## AIM
Copy the data exactly as it appears, and do not include any pictures.

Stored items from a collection
---+---

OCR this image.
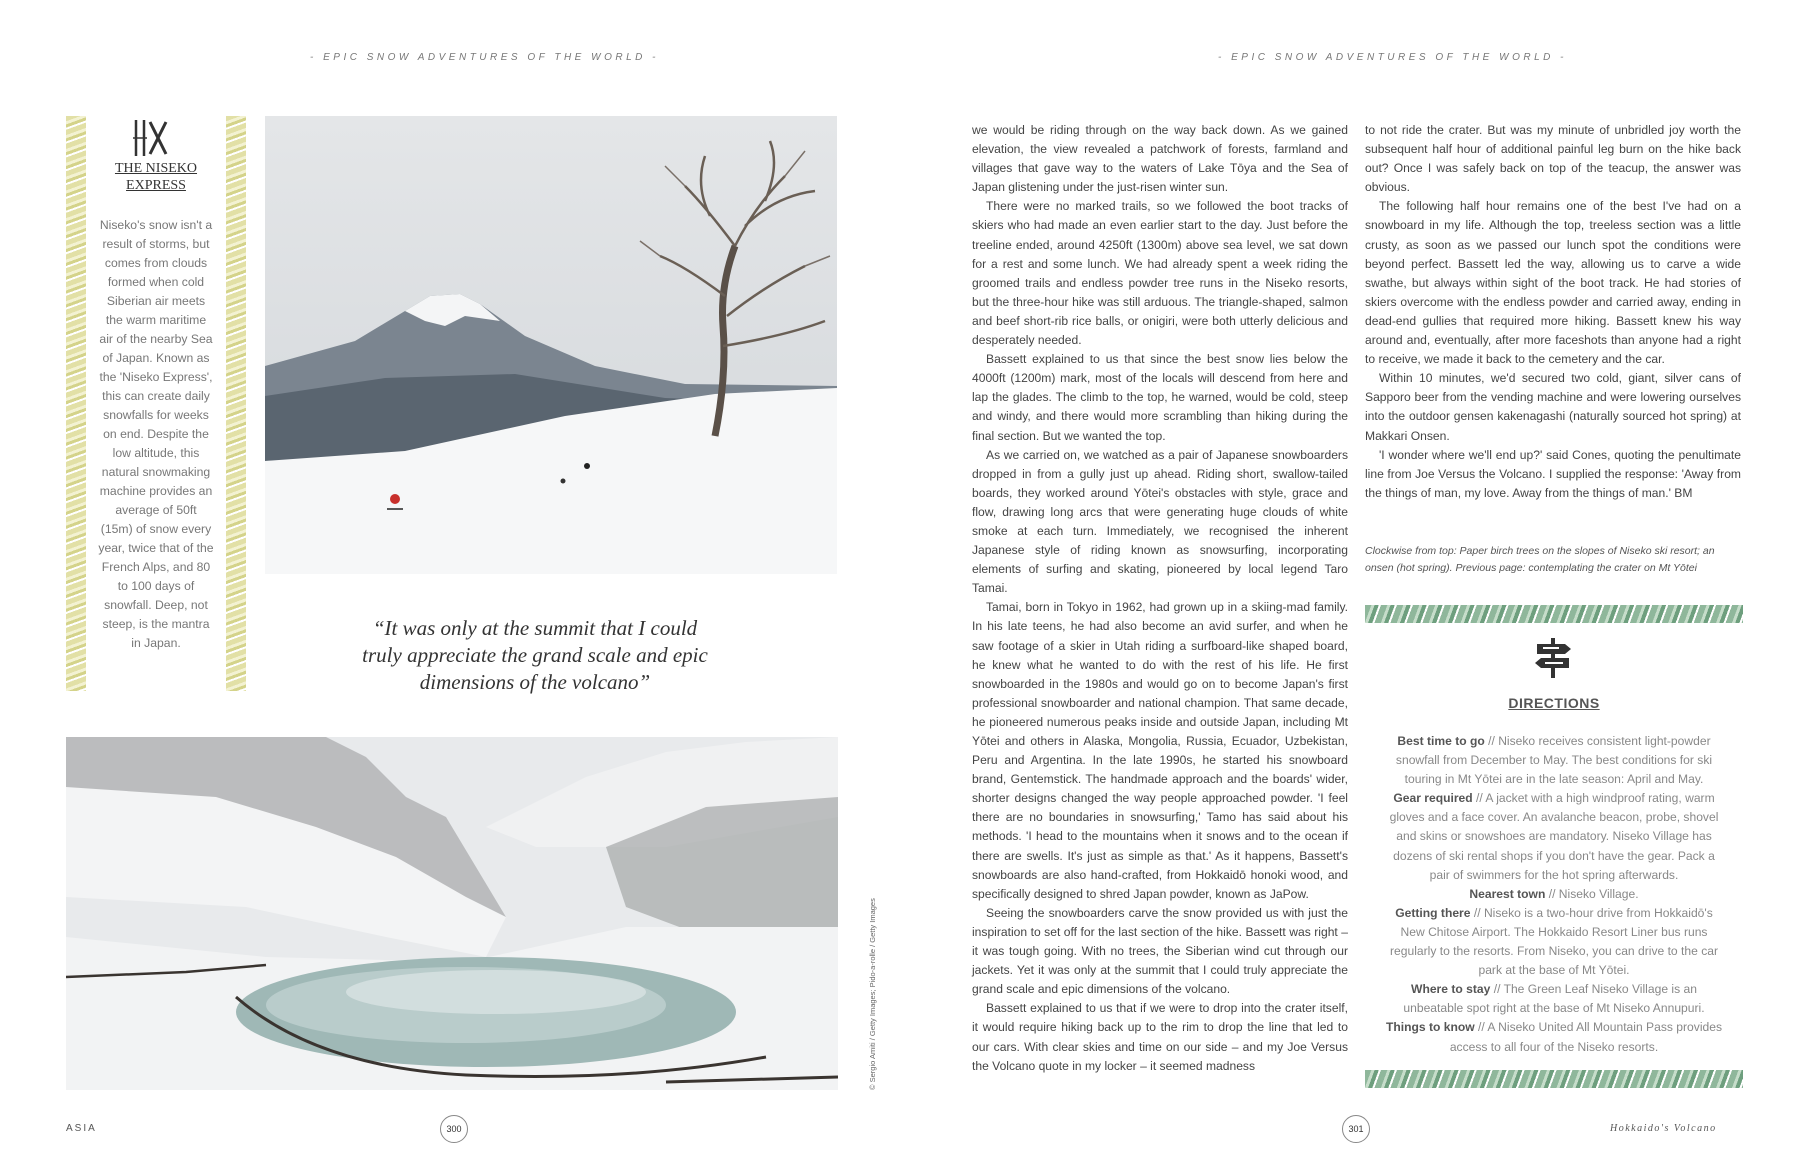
- EPIC SNOW ADVENTURES OF THE WORLD -	- EPIC SNOW ADVENTURES OF THE WORLD -
THE NISEKO
EXPRESS
Niseko's snow isn't a result of storms, but comes from clouds formed when cold Siberian air meets the warm maritime air of the nearby Sea of Japan. Known as the 'Niseko Express', this can create daily snowfalls for weeks on end. Despite the low altitude, this natural snowmaking machine provides an average of 50ft (15m) of snow every year, twice that of the French Alps, and 80 to 100 days of snowfall. Deep, not steep, is the mantra in Japan.
“It was only at the summit that I could truly appreciate the grand scale and epic dimensions of the volcano”
© Sergio Amiti / Getty Images; Pido-a-rolle / Getty Images

we would be riding through on the way back down. As we gained elevation, the view revealed a patchwork of forests, farmland and villages that gave way to the waters of Lake Tōya and the Sea of Japan glistening under the just-risen winter sun.

There were no marked trails, so we followed the boot tracks of skiers who had made an even earlier start to the day. Just before the treeline ended, around 4250ft (1300m) above sea level, we sat down for a rest and some lunch. We had already spent a week riding the groomed trails and endless powder tree runs in the Niseko resorts, but the three-hour hike was still arduous. The triangle-shaped, salmon and beef short-rib rice balls, or onigiri, were both utterly delicious and desperately needed.

Bassett explained to us that since the best snow lies below the 4000ft (1200m) mark, most of the locals will descend from here and lap the glades. The climb to the top, he warned, would be cold, steep and windy, and there would more scrambling than hiking during the final section. But we wanted the top.

As we carried on, we watched as a pair of Japanese snowboarders dropped in from a gully just up ahead. Riding short, swallow-tailed boards, they worked around Yōtei's obstacles with style, grace and flow, drawing long arcs that were generating huge clouds of white smoke at each turn. Immediately, we recognised the inherent Japanese style of riding known as snowsurfing, incorporating elements of surfing and skating, pioneered by local legend Taro Tamai.

Tamai, born in Tokyo in 1962, had grown up in a skiing-mad family. In his late teens, he had also become an avid surfer, and when he saw footage of a skier in Utah riding a surfboard-like shaped board, he knew what he wanted to do with the rest of his life. He first snowboarded in the 1980s and would go on to become Japan's first professional snowboarder and national champion. That same decade, he pioneered numerous peaks inside and outside Japan, including Mt Yōtei and others in Alaska, Mongolia, Russia, Ecuador, Uzbekistan, Peru and Argentina. In the late 1990s, he started his snowboard brand, Gentemstick. The handmade approach and the boards' wider, shorter designs changed the way people approached powder. 'I feel there are no boundaries in snowsurfing,' Tamo has said about his methods. 'I head to the mountains when it snows and to the ocean if there are swells. It's just as simple as that.' As it happens, Bassett's snowboards are also hand-crafted, from Hokkaidō honoki wood, and specifically designed to shred Japan powder, known as JaPow.

Seeing the snowboarders carve the snow provided us with just the inspiration to set off for the last section of the hike. Bassett was right – it was tough going. With no trees, the Siberian wind cut through our jackets. Yet it was only at the summit that I could truly appreciate the grand scale and epic dimensions of the volcano.

Bassett explained to us that if we were to drop into the crater itself, it would require hiking back up to the rim to drop the line that led to our cars. With clear skies and time on our side – and my Joe Versus the Volcano quote in my locker – it seemed madness

to not ride the crater. But was my minute of unbridled joy worth the subsequent half hour of additional painful leg burn on the hike back out? Once I was safely back on top of the teacup, the answer was obvious.

The following half hour remains one of the best I've had on a snowboard in my life. Although the top, treeless section was a little crusty, as soon as we passed our lunch spot the conditions were beyond perfect. Bassett led the way, allowing us to carve a wide swathe, but always within sight of the boot track. He had stories of skiers overcome with the endless powder and carried away, ending in dead-end gullies that required more hiking. Bassett knew his way around and, eventually, after more faceshots than anyone had a right to receive, we made it back to the cemetery and the car.

Within 10 minutes, we'd secured two cold, giant, silver cans of Sapporo beer from the vending machine and were lowering ourselves into the outdoor gensen kakenagashi (naturally sourced hot spring) at Makkari Onsen.

'I wonder where we'll end up?' said Cones, quoting the penultimate line from Joe Versus the Volcano. I supplied the response: 'Away from the things of man, my love. Away from the things of man.' BM

Clockwise from top: Paper birch trees on the slopes of Niseko ski resort; an onsen (hot spring). Previous page: contemplating the crater on Mt Yōtei
DIRECTIONS
Best time to go // Niseko receives consistent light-powder snowfall from December to May. The best conditions for ski touring in Mt Yōtei are in the late season: April and May.
Gear required // A jacket with a high windproof rating, warm gloves and a face cover. An avalanche beacon, probe, shovel and skins or snowshoes are mandatory. Niseko Village has dozens of ski rental shops if you don't have the gear. Pack a pair of swimmers for the hot spring afterwards.
Nearest town // Niseko Village.
Getting there // Niseko is a two-hour drive from Hokkaidō's New Chitose Airport. The Hokkaido Resort Liner bus runs regularly to the resorts. From Niseko, you can drive to the car park at the base of Mt Yōtei.
Where to stay // The Green Leaf Niseko Village is an unbeatable spot right at the base of Mt Niseko Annupuri.
Things to know // A Niseko United All Mountain Pass provides access to all four of the Niseko resorts.
ASIA	300	301	Hokkaido's Volcano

---+---

## SOLUTION BELOW
OCR this image.
- EPIC SNOW ADVENTURES OF THE WORLD -	- EPIC SNOW ADVENTURES OF THE WORLD -
THE NISEKO
EXPRESS
Niseko's snow isn't a result of storms, but comes from clouds formed when cold Siberian air meets the warm maritime air of the nearby Sea of Japan. Known as the 'Niseko Express', this can create daily snowfalls for weeks on end. Despite the low altitude, this natural snowmaking machine provides an average of 50ft (15m) of snow every year, twice that of the French Alps, and 80 to 100 days of snowfall. Deep, not steep, is the mantra in Japan.
“It was only at the summit that I could truly appreciate the grand scale and epic dimensions of the volcano”
© Sergio Amiti / Getty Images; Pido-a-rolle / Getty Images

we would be riding through on the way back down. As we gained elevation, the view revealed a patchwork of forests, farmland and villages that gave way to the waters of Lake Tōya and the Sea of Japan glistening under the just-risen winter sun.

There were no marked trails, so we followed the boot tracks of skiers who had made an even earlier start to the day. Just before the treeline ended, around 4250ft (1300m) above sea level, we sat down for a rest and some lunch. We had already spent a week riding the groomed trails and endless powder tree runs in the Niseko resorts, but the three-hour hike was still arduous. The triangle-shaped, salmon and beef short-rib rice balls, or onigiri, were both utterly delicious and desperately needed.

Bassett explained to us that since the best snow lies below the 4000ft (1200m) mark, most of the locals will descend from here and lap the glades. The climb to the top, he warned, would be cold, steep and windy, and there would more scrambling than hiking during the final section. But we wanted the top.

As we carried on, we watched as a pair of Japanese snowboarders dropped in from a gully just up ahead. Riding short, swallow-tailed boards, they worked around Yōtei's obstacles with style, grace and flow, drawing long arcs that were generating huge clouds of white smoke at each turn. Immediately, we recognised the inherent Japanese style of riding known as snowsurfing, incorporating elements of surfing and skating, pioneered by local legend Taro Tamai.

Tamai, born in Tokyo in 1962, had grown up in a skiing-mad family. In his late teens, he had also become an avid surfer, and when he saw footage of a skier in Utah riding a surfboard-like shaped board, he knew what he wanted to do with the rest of his life. He first snowboarded in the 1980s and would go on to become Japan's first professional snowboarder and national champion. That same decade, he pioneered numerous peaks inside and outside Japan, including Mt Yōtei and others in Alaska, Mongolia, Russia, Ecuador, Uzbekistan, Peru and Argentina. In the late 1990s, he started his snowboard brand, Gentemstick. The handmade approach and the boards' wider, shorter designs changed the way people approached powder. 'I feel there are no boundaries in snowsurfing,' Tamo has said about his methods. 'I head to the mountains when it snows and to the ocean if there are swells. It's just as simple as that.' As it happens, Bassett's snowboards are also hand-crafted, from Hokkaidō honoki wood, and specifically designed to shred Japan powder, known as JaPow.

Seeing the snowboarders carve the snow provided us with just the inspiration to set off for the last section of the hike. Bassett was right – it was tough going. With no trees, the Siberian wind cut through our jackets. Yet it was only at the summit that I could truly appreciate the grand scale and epic dimensions of the volcano.

Bassett explained to us that if we were to drop into the crater itself, it would require hiking back up to the rim to drop the line that led to our cars. With clear skies and time on our side – and my Joe Versus the Volcano quote in my locker – it seemed madness

to not ride the crater. But was my minute of unbridled joy worth the subsequent half hour of additional painful leg burn on the hike back out? Once I was safely back on top of the teacup, the answer was obvious.

The following half hour remains one of the best I've had on a snowboard in my life. Although the top, treeless section was a little crusty, as soon as we passed our lunch spot the conditions were beyond perfect. Bassett led the way, allowing us to carve a wide swathe, but always within sight of the boot track. He had stories of skiers overcome with the endless powder and carried away, ending in dead-end gullies that required more hiking. Bassett knew his way around and, eventually, after more faceshots than anyone had a right to receive, we made it back to the cemetery and the car.

Within 10 minutes, we'd secured two cold, giant, silver cans of Sapporo beer from the vending machine and were lowering ourselves into the outdoor gensen kakenagashi (naturally sourced hot spring) at Makkari Onsen.

'I wonder where we'll end up?' said Cones, quoting the penultimate line from Joe Versus the Volcano. I supplied the response: 'Away from the things of man, my love. Away from the things of man.' BM

Clockwise from top: Paper birch trees on the slopes of Niseko ski resort; an onsen (hot spring). Previous page: contemplating the crater on Mt Yōtei
DIRECTIONS
Best time to go // Niseko receives consistent light-powder snowfall from December to May. The best conditions for ski touring in Mt Yōtei are in the late season: April and May.
Gear required // A jacket with a high windproof rating, warm gloves and a face cover. An avalanche beacon, probe, shovel and skins or snowshoes are mandatory. Niseko Village has dozens of ski rental shops if you don't have the gear. Pack a pair of swimmers for the hot spring afterwards.
Nearest town // Niseko Village.
Getting there // Niseko is a two-hour drive from Hokkaidō's New Chitose Airport. The Hokkaido Resort Liner bus runs regularly to the resorts. From Niseko, you can drive to the car park at the base of Mt Yōtei.
Where to stay // The Green Leaf Niseko Village is an unbeatable spot right at the base of Mt Niseko Annupuri.
Things to know // A Niseko United All Mountain Pass provides access to all four of the Niseko resorts.
ASIA	300	301	Hokkaido's Volcano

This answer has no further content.